What you are asked to do: For each line below that includes the word "information", make a copy.

Dataset records:
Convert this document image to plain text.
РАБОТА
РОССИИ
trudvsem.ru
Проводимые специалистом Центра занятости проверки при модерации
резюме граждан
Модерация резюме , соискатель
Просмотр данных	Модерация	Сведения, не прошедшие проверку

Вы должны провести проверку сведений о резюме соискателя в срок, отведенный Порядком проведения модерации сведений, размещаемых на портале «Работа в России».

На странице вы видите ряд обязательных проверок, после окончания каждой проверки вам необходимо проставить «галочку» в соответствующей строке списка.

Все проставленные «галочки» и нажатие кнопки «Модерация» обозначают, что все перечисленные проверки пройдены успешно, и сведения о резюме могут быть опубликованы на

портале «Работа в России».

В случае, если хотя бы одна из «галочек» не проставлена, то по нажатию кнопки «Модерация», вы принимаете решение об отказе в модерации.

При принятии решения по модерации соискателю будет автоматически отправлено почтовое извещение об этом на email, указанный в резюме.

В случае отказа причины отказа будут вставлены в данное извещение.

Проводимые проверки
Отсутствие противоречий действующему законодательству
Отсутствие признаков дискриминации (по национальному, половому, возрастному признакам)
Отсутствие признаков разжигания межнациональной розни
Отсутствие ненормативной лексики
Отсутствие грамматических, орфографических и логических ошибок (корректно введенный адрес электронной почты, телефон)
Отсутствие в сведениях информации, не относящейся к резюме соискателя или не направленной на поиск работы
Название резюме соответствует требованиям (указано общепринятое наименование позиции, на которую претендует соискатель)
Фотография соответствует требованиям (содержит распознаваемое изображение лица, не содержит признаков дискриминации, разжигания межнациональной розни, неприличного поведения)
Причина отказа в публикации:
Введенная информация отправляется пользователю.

--

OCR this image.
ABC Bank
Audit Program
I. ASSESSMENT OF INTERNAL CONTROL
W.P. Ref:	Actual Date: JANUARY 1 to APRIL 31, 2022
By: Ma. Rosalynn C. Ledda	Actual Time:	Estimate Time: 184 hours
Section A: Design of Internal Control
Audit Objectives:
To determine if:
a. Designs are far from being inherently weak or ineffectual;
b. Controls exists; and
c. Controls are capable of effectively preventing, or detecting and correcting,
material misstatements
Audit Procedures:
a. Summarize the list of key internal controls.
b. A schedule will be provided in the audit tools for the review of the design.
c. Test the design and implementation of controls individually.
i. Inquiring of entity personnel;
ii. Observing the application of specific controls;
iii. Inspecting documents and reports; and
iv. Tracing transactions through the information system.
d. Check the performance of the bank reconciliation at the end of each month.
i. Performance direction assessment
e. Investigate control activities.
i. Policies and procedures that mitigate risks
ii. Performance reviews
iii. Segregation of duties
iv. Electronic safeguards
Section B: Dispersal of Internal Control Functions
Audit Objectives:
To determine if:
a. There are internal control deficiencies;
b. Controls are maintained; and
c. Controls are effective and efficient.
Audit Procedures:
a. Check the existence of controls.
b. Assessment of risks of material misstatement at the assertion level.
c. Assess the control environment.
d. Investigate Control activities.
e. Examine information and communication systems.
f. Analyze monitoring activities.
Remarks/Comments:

Response to this task:
iv. Tracing transactions through the information system.
e. Examine information and communication systems.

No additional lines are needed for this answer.